▶ _Objective_
In the stretch of the listing from the line containing "149, 465, 164]" through the line containing "116, 462, 139]", change "leader-dots" to "dot-leader" and give those lines again with nothing else altered.
○ ○ ○ ○
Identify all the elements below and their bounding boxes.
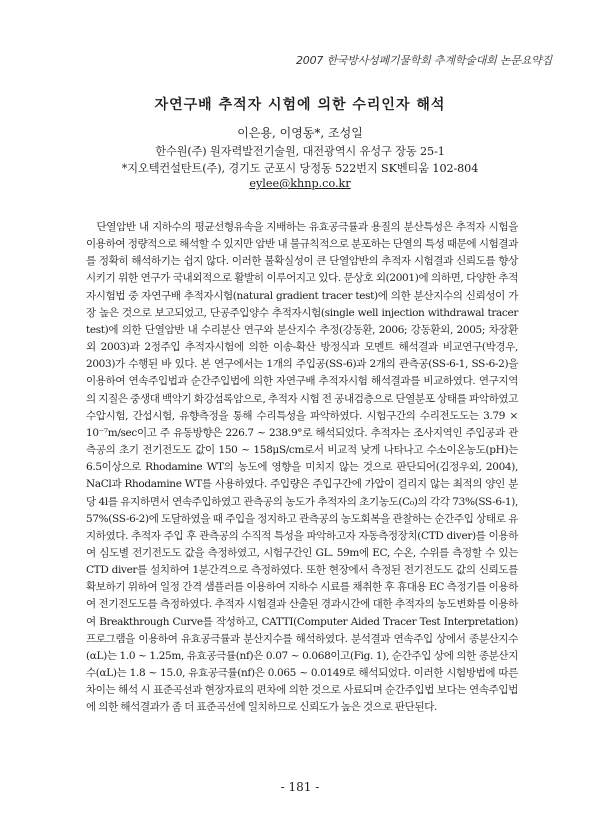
- abstract-body: [86, 219, 518, 717]
- abstract-paragraph: 단열암반 내 지하수의 평균선형유속을 지배하는 유효공극률과 용질의 분산특성은 추적자 시험을 이용하여 정량적으로 해석할 수 있지만 암반 내 불규칙적으로 분포하는 단열의 특성 때문에 시험결과를 정확히 해석하기는 쉽지 않다. 이러한 불확실성이 큰 단열암반의 추적자 시험결과 신뢰도를 향상시키기 위한 연구가 국내외적으로 활발히 이루어지고 있다. 문상호 외(2001)에 의하면, 다양한 추적자시험법 중 자연구배 추적자시험(natural gradient tracer test)에 의한 분산지수의 신뢰성이 가장 높은 것으로 보고되었고, 단공주입양수 추적자시험(single well injection withdrawal tracer test)에 의한 단열암반 내 수리분산 연구와 분산지수 추정(강동환, 2006; 강동환외, 2005; 차장환 외 2003)과 2정주입 추적자시험에 의한 이송-확산 방정식과 모멘트 해석결과 비교연구(박경우, 2003)가 수행된 바 있다. 본 연구에서는 1개의 주입공(SS-6)과 2개의 관측공(SS-6-1, SS-6-2)을 이용하여 연속주입법과 순간주입법에 의한 자연구배 추적자시험 해석결과를 비교하였다. 연구지역의 지질은 중생대 백악기 화강섬록암으로, 추적자 시험 전 공내검층으로 단열분포 상태를 파악하였고 수압시험, 간섭시험, 유향측정을 통해 수리특성을 파악하였다. 시험구간의 수리전도도는 3.79 × 10⁻⁷m/sec이고 주 유동방향은 226.7 ~ 238.9°로 해석되었다. 추적자는 조사지역인 주입공과 관측공의 초기 전기전도도 값이 150 ~ 158μS/cm로서 비교적 낮게 나타나고 수소이온농도(pH)는 6.5이상으로 Rhodamine WT의 농도에 영향을 미치지 않는 것으로 판단되어(김정우외, 2004), NaCl과 Rhodamine WT를 사용하였다. 주입량은 주입구간에 가압이 걸리지 않는 최적의 양인 분당 4l를 유지하면서 연속주입하였고 관측공의 농도가 추적자의 초기농도(C₀)의 각각 73%(SS-6-1), 57%(SS-6-2)에 도달하였을 때 주입을 정지하고 관측공의 농도회복을 관찰하는 순간주입 상태로 유지하였다. 추적자 주입 후 관측공의 수직적 특성을 파악하고자 자동측정장치(CTD diver)를 이용하여 심도별 전기전도도 값을 측정하였고, 시험구간인 GL. 59m에 EC, 수온, 수위를 측정할 수 있는 CTD diver를 설치하여 1분간격으로 측정하였다. 또한 현장에서 측정된 전기전도도 값의 신뢰도를 확보하기 위하여 일정 간격 샘플러를 이용하여 지하수 시료를 채취한 후 휴대용 EC 측정기를 이용하여 전기전도도를 측정하였다. 추적자 시험결과 산출된 경과시간에 대한 추적자의 농도변화를 이용하여 Breakthrough Curve를 작성하고, CATTI(Computer Aided Tracer Test Interpretation) 프로그램을 이용하여 유효공극률과 분산지수를 해석하였다. 분석결과 연속주입 상에서 종분산지수(αL)는 1.0 ~ 1.25m, 유효공극률(nf)은 0.07 ~ 0.068이고(Fig. 1), 순간주입 상에 의한 종분산지수(αL)는 1.8 ~ 15.0, 유효공극률(nf)은 0.065 ~ 0.0149로 해석되었다. 이러한 시험방법에 따른 차이는 해석 시 표준곡선과 현장자료의 편차에 의한 것으로 사료되며 순간주입법 보다는 연속주입법에 의한 해석결과가 좀 더 표준곡선에 일치하므로 신뢰도가 높은 것으로 판단된다.: [86, 221, 518, 714]
- author-list: 이은용, 이영동*, 조성일: [237, 126, 363, 140]
- affiliation-primary: 한수원(주) 원자력발전기술원, 대전광역시 유성구 장동 25-1: [155, 145, 445, 158]
- running-header: 2007 한국방사성폐기물학회 추계학술대회 논문요약집: [295, 54, 552, 67]
- page-number: - 181 -: [280, 780, 320, 794]
- contact-email: [0, 177, 600, 190]
- paper-title: 자연구배 추적자 시험에 의한 수리인자 해석: [154, 97, 446, 113]
- affiliation-secondary: *지오텍컨설탄트(주), 경기도 군포시 당정동 522번지 SK벤티움 102-804: [121, 162, 479, 175]
- email-link[interactable]: eylee@khnp.co.kr: [249, 177, 351, 190]
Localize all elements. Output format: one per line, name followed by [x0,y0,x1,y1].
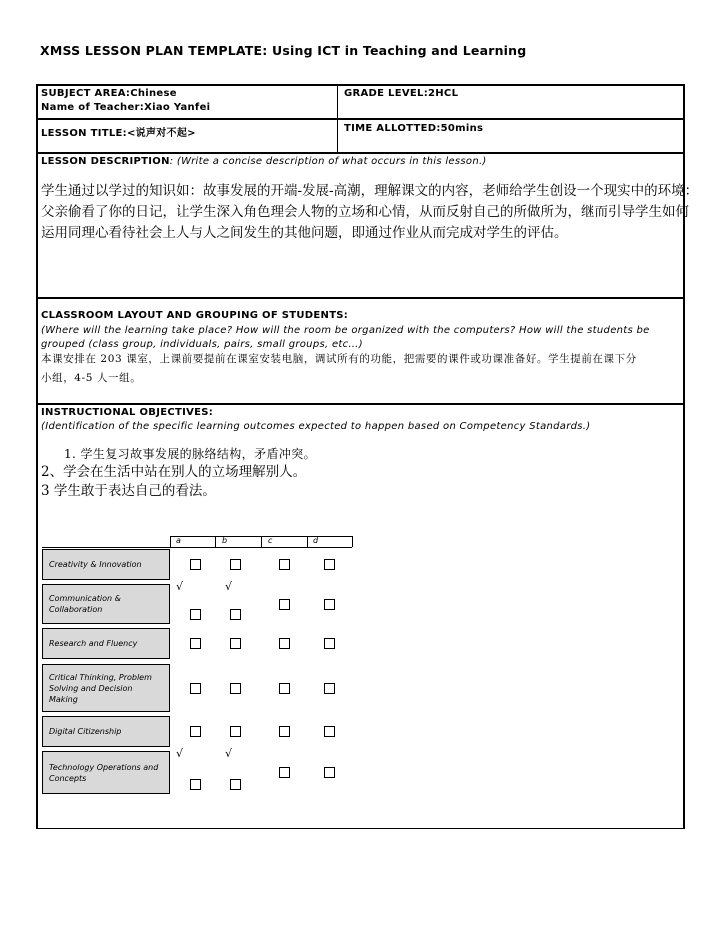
description-line-1: 学生通过以学过的知识如：故事发展的开端-发展-高潮，理解课文的内容，老师给学生创设一个现实中的环境： [41,183,699,199]
competency-checkbox[interactable] [324,726,335,737]
column-header-a: a [176,536,181,545]
time-allotted: TIME ALLOTTED:50mins [344,123,484,134]
check-mark-icon: √ [225,580,233,593]
description-line-3: 运用同理心看待社会上人与人之间发生的其他问题，即通过作业从而完成对学生的评估。 [41,225,568,241]
competency-checkbox[interactable] [279,599,290,610]
objective-3: 3 学生敢于表达自己的看法。 [41,483,216,499]
check-mark-icon: √ [176,580,184,593]
subject-area: SUBJECT AREA:Chinese [41,88,177,99]
competency-checkbox[interactable] [324,559,335,570]
teacher-name: Name of Teacher:Xiao Yanfei [41,102,211,113]
competency-label: Research and Fluency [42,628,170,659]
competency-checkbox[interactable] [324,683,335,694]
objective-2: 2、学会在生活中站在别人的立场理解别人。 [41,464,307,480]
row-divider [36,403,685,405]
competency-label: Creativity & Innovation [42,549,170,580]
description-hint: : (Write a concise description of what occurs in this lesson.) [169,156,487,167]
competency-checkbox[interactable] [230,726,241,737]
objectives-label: INSTRUCTIONAL OBJECTIVES: [41,407,214,418]
competency-checkbox[interactable] [230,609,241,620]
layout-line-1: 本课安排在 203 课室，上课前要提前在课室安装电脑，调试所有的功能，把需要的课件或功课准备好。学生提前在课下分 [41,353,637,365]
competency-checkbox[interactable] [190,609,201,620]
check-mark-icon: √ [176,747,184,760]
competency-checkbox[interactable] [230,559,241,570]
description-label: LESSON DESCRIPTION [41,156,170,167]
column-header-c: c [268,536,273,545]
grid-line [215,536,216,547]
row-divider [36,152,685,154]
row-divider [36,118,685,120]
check-mark-icon: √ [225,747,233,760]
column-header-b: b [222,536,228,545]
column-divider [337,85,338,152]
competency-checkbox[interactable] [279,683,290,694]
document-title: XMSS LESSON PLAN TEMPLATE: Using ICT in Teaching and Learning [40,43,527,58]
grade-level: GRADE LEVEL:2HCL [344,88,459,99]
grid-line [170,536,171,547]
competency-checkbox[interactable] [190,638,201,649]
competency-checkbox[interactable] [230,779,241,790]
description-line-2: 父亲偷看了你的日记，让学生深入角色理会人物的立场和心情，从而反射自己的所做所为，继而引导学生如何 [41,204,689,220]
column-header-d: d [313,536,319,545]
competency-checkbox[interactable] [230,683,241,694]
layout-label: CLASSROOM LAYOUT AND GROUPING OF STUDENTS: [41,310,349,321]
competency-label: Communication & Collaboration [42,584,170,624]
lesson-title: LESSON TITLE:<说声对不起> [41,128,196,139]
objectives-hint: (Identification of the specific learning outcomes expected to happen based on Competency Standards.) [41,421,591,432]
competency-checkbox[interactable] [324,638,335,649]
competency-checkbox[interactable] [279,726,290,737]
competency-checkbox[interactable] [230,638,241,649]
objective-1: 1. 学生复习故事发展的脉络结构，矛盾冲突。 [64,447,317,461]
layout-line-2: 小组，4-5 人一组。 [41,372,142,384]
grid-line [352,536,353,547]
competency-label: Critical Thinking, Problem Solving and Decision Making [42,664,170,712]
competency-checkbox[interactable] [324,767,335,778]
row-divider [36,297,685,299]
layout-hint-2: grouped (class group, individuals, pairs, small groups, etc…) [41,339,363,350]
layout-hint-1: (Where will the learning take place? How will the room be organized with the computers? How will the students be [41,325,650,336]
competency-grid [42,536,352,796]
competency-checkbox[interactable] [324,599,335,610]
competency-checkbox[interactable] [190,559,201,570]
competency-checkbox[interactable] [190,726,201,737]
competency-checkbox[interactable] [279,559,290,570]
competency-checkbox[interactable] [190,779,201,790]
competency-checkbox[interactable] [279,638,290,649]
grid-line [42,547,352,548]
description-header [41,156,487,167]
competency-label: Digital Citizenship [42,716,170,747]
grid-line [307,536,308,547]
competency-checkbox[interactable] [279,767,290,778]
competency-checkbox[interactable] [190,683,201,694]
competency-label: Technology Operations and Concepts [42,751,170,794]
grid-line [261,536,262,547]
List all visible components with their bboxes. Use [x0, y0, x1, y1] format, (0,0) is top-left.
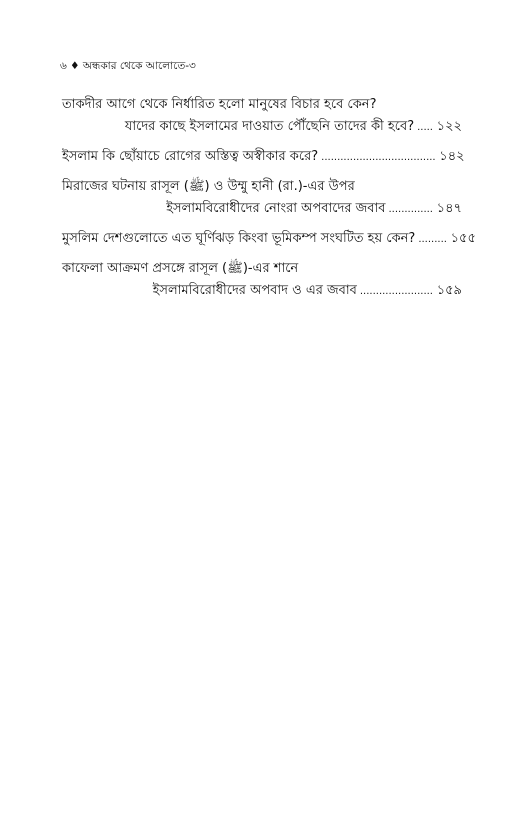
page-number: ১৪২	[439, 149, 465, 164]
toc-entry-subtitle: যাদের কাছে ইসলামের দাওয়াত পৌঁছেনি তাদের কী হবে?	[124, 119, 415, 134]
toc-entry-row	[62, 146, 465, 169]
toc-entry-3	[62, 176, 462, 221]
page-number: ১৫৫	[450, 231, 476, 246]
toc-entry-1	[62, 94, 462, 139]
page-number: ১২২	[436, 119, 462, 134]
toc-entry-title: তাকদীর আগে থেকে নির্ধারিত হলো মানুষের বিচার হবে কেন?	[62, 97, 377, 112]
leader-dots: .......................	[359, 286, 433, 297]
toc-entry-subtitle: ইসলামবিরোধীদের অপবাদ ও এর জবাব	[152, 283, 357, 298]
toc-entry-row	[62, 280, 462, 303]
leader-dots: .........	[418, 234, 447, 245]
toc-entry-row	[62, 116, 462, 139]
toc-entry-title: মিরাজের ঘটনায় রাসূল (ﷺ) ও উম্মু হানী (রা.)-এর উপর	[62, 179, 355, 194]
leader-dots: .....	[417, 122, 433, 133]
page-number: ১৪৭	[436, 201, 462, 216]
toc-entry-subtitle: ইসলামবিরোধীদের নোংরা অপবাদের জবাব	[166, 201, 386, 216]
page-number: ১৫৯	[436, 283, 462, 298]
toc-entry-title: ইসলাম কি ছোঁয়াচে রোগের অস্তিত্ব অস্বীকার করে?	[62, 149, 319, 164]
toc-entry-row	[62, 198, 462, 221]
leader-dots: ..............	[388, 204, 433, 215]
leader-dots: ....................................	[321, 152, 436, 163]
toc-entry-5	[62, 258, 462, 303]
toc-entry-title: মুসলিম দেশগুলোতে এত ঘূর্ণিঝড় কিংবা ভূমিকম্প সংঘটিত হয় কেন?	[62, 231, 416, 246]
toc-entry-2	[62, 146, 465, 169]
toc-entry-title: কাফেলা আক্রমণ প্রসঙ্গে রাসূল (ﷺ)-এর শানে	[62, 261, 299, 276]
toc-entry-4	[62, 228, 476, 251]
running-header: ৬ ♦ অন্ধকার থেকে আলোতে-৩	[60, 60, 196, 72]
toc-entry-row	[62, 228, 476, 251]
table-of-contents	[62, 94, 476, 303]
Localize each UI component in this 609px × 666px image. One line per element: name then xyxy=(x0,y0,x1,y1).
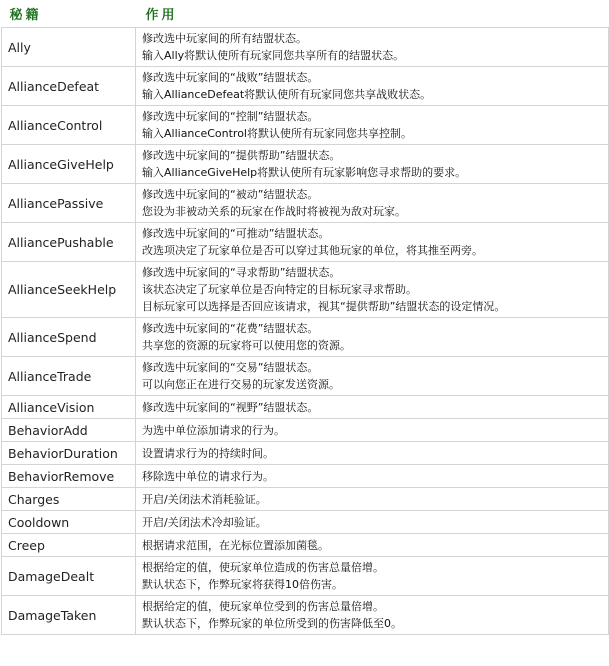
description-line: 修改选中玩家间的“可推动”结盟状态。 xyxy=(142,227,330,240)
table-row xyxy=(2,396,609,419)
table-row xyxy=(2,106,609,145)
cheat-description xyxy=(136,557,609,596)
cheat-description xyxy=(136,28,609,67)
cheat-description xyxy=(136,106,609,145)
cheat-description xyxy=(136,534,609,557)
description-line: 改选项决定了玩家单位是否可以穿过其他玩家的单位，将其推至两旁。 xyxy=(142,244,483,257)
cheat-name: BehaviorDuration xyxy=(2,442,136,465)
description-line: 您设为非被动关系的玩家在作战时将被视为敌对玩家。 xyxy=(142,205,406,218)
table-row xyxy=(2,488,609,511)
table-row xyxy=(2,67,609,106)
table-row xyxy=(2,511,609,534)
cheat-description xyxy=(136,318,609,357)
description-line: 修改选中玩家间的所有结盟状态。 xyxy=(142,32,307,45)
cheat-description xyxy=(136,465,609,488)
description-line: 为选中单位添加请求的行为。 xyxy=(142,423,285,437)
cheat-name: AllianceTrade xyxy=(2,357,136,396)
cheat-name: AllianceVision xyxy=(2,396,136,419)
description-line: 开启/关闭法术冷却验证。 xyxy=(142,515,267,529)
cheat-name: BehaviorAdd xyxy=(2,419,136,442)
description-line: 修改选中玩家间的“战败”结盟状态。 xyxy=(142,71,319,84)
description-line: 默认状态下，作弊玩家将获得10倍伤害。 xyxy=(142,578,343,591)
cheat-description xyxy=(136,184,609,223)
cheat-name: AlliancePushable xyxy=(2,223,136,262)
cheat-description xyxy=(136,223,609,262)
cheat-name: BehaviorRemove xyxy=(2,465,136,488)
description-line: 输入AllianceDefeat将默认使所有玩家同您共享战败状态。 xyxy=(142,88,432,101)
cheat-description xyxy=(136,145,609,184)
table-row xyxy=(2,534,609,557)
cheat-description xyxy=(136,262,609,318)
cheat-name: Charges xyxy=(2,488,136,511)
table-row xyxy=(2,184,609,223)
description-line: 共享您的资源的玩家将可以使用您的资源。 xyxy=(142,339,351,352)
header-effect: 作用 xyxy=(136,0,609,28)
cheat-name: AllianceSeekHelp xyxy=(2,262,136,318)
cheat-table xyxy=(1,0,609,635)
description-line: 设置请求行为的持续时间。 xyxy=(142,446,274,460)
cheat-description xyxy=(136,357,609,396)
description-line: 修改选中玩家间的“提供帮助”结盟状态。 xyxy=(142,149,341,162)
description-line: 修改选中玩家间的“视野”结盟状态。 xyxy=(142,400,319,414)
description-line: 根据给定的值，使玩家单位造成的伤害总量倍增。 xyxy=(142,561,384,574)
cheat-name: DamageTaken xyxy=(2,596,136,635)
description-line: 移除选中单位的请求行为。 xyxy=(142,469,274,483)
description-line: 该状态决定了玩家单位是否向特定的目标玩家寻求帮助。 xyxy=(142,283,417,296)
table-row xyxy=(2,357,609,396)
header-cheat: 秘籍 xyxy=(2,0,136,28)
description-line: 目标玩家可以选择是否回应该请求，视其“提供帮助”结盟状态的设定情况。 xyxy=(142,300,506,313)
cheat-name: AllianceGiveHelp xyxy=(2,145,136,184)
cheat-description xyxy=(136,67,609,106)
table-row xyxy=(2,557,609,596)
table-row xyxy=(2,596,609,635)
description-line: 修改选中玩家间的“交易”结盟状态。 xyxy=(142,361,319,374)
cheat-name: AllianceControl xyxy=(2,106,136,145)
description-line: 根据请求范围，在光标位置添加菌毯。 xyxy=(142,538,329,552)
description-line: 修改选中玩家间的“寻求帮助”结盟状态。 xyxy=(142,266,341,279)
cheat-name: AllianceDefeat xyxy=(2,67,136,106)
table-row xyxy=(2,419,609,442)
description-line: 修改选中玩家间的“被动”结盟状态。 xyxy=(142,188,319,201)
cheat-description xyxy=(136,488,609,511)
description-line: 输入AllianceGiveHelp将默认使所有玩家影响您寻求帮助的要求。 xyxy=(142,166,467,179)
table-body xyxy=(2,28,609,635)
cheat-name: AlliancePassive xyxy=(2,184,136,223)
cheat-description xyxy=(136,596,609,635)
table-row xyxy=(2,145,609,184)
cheat-name: Ally xyxy=(2,28,136,67)
cheat-name: Cooldown xyxy=(2,511,136,534)
cheat-description xyxy=(136,442,609,465)
description-line: 修改选中玩家间的“花费”结盟状态。 xyxy=(142,322,319,335)
table-row xyxy=(2,223,609,262)
description-line: 输入AllianceControl将默认使所有玩家同您共享控制。 xyxy=(142,127,412,140)
cheat-description xyxy=(136,511,609,534)
table-row xyxy=(2,262,609,318)
description-line: 默认状态下，作弊玩家的单位所受到的伤害降低至0。 xyxy=(142,617,402,630)
cheat-name: DamageDealt xyxy=(2,557,136,596)
table-row xyxy=(2,442,609,465)
table-row xyxy=(2,318,609,357)
table-header-row xyxy=(2,0,609,28)
cheat-description xyxy=(136,419,609,442)
description-line: 修改选中玩家间的“控制”结盟状态。 xyxy=(142,110,319,123)
table-row xyxy=(2,28,609,67)
table-row xyxy=(2,465,609,488)
description-line: 开启/关闭法术消耗验证。 xyxy=(142,492,267,506)
description-line: 可以向您正在进行交易的玩家发送资源。 xyxy=(142,378,340,391)
cheat-name: Creep xyxy=(2,534,136,557)
cheat-description xyxy=(136,396,609,419)
cheat-name: AllianceSpend xyxy=(2,318,136,357)
description-line: 输入Ally将默认使所有玩家同您共享所有的结盟状态。 xyxy=(142,49,405,62)
description-line: 根据给定的值，使玩家单位受到的伤害总量倍增。 xyxy=(142,600,384,613)
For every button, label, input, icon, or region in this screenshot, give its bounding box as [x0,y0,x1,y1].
○ ○ ○ ○
▶ _Solution below_
page-number: ১৪২	[439, 149, 465, 164]
toc-entry-subtitle: যাদের কাছে ইসলামের দাওয়াত পৌঁছেনি তাদের কী হবে?	[124, 119, 415, 134]
toc-entry-row	[62, 146, 465, 169]
toc-entry-3	[62, 176, 462, 221]
page-number: ১৫৫	[450, 231, 476, 246]
toc-entry-1	[62, 94, 462, 139]
page-number: ১২২	[436, 119, 462, 134]
toc-entry-title: তাকদীর আগে থেকে নির্ধারিত হলো মানুষের বিচার হবে কেন?	[62, 97, 377, 112]
dot-leader: .......................	[359, 286, 433, 297]
toc-entry-subtitle: ইসলামবিরোধীদের অপবাদ ও এর জবাব	[152, 283, 357, 298]
toc-entry-row	[62, 280, 462, 303]
dot-leader: .........	[418, 234, 447, 245]
toc-entry-row	[62, 116, 462, 139]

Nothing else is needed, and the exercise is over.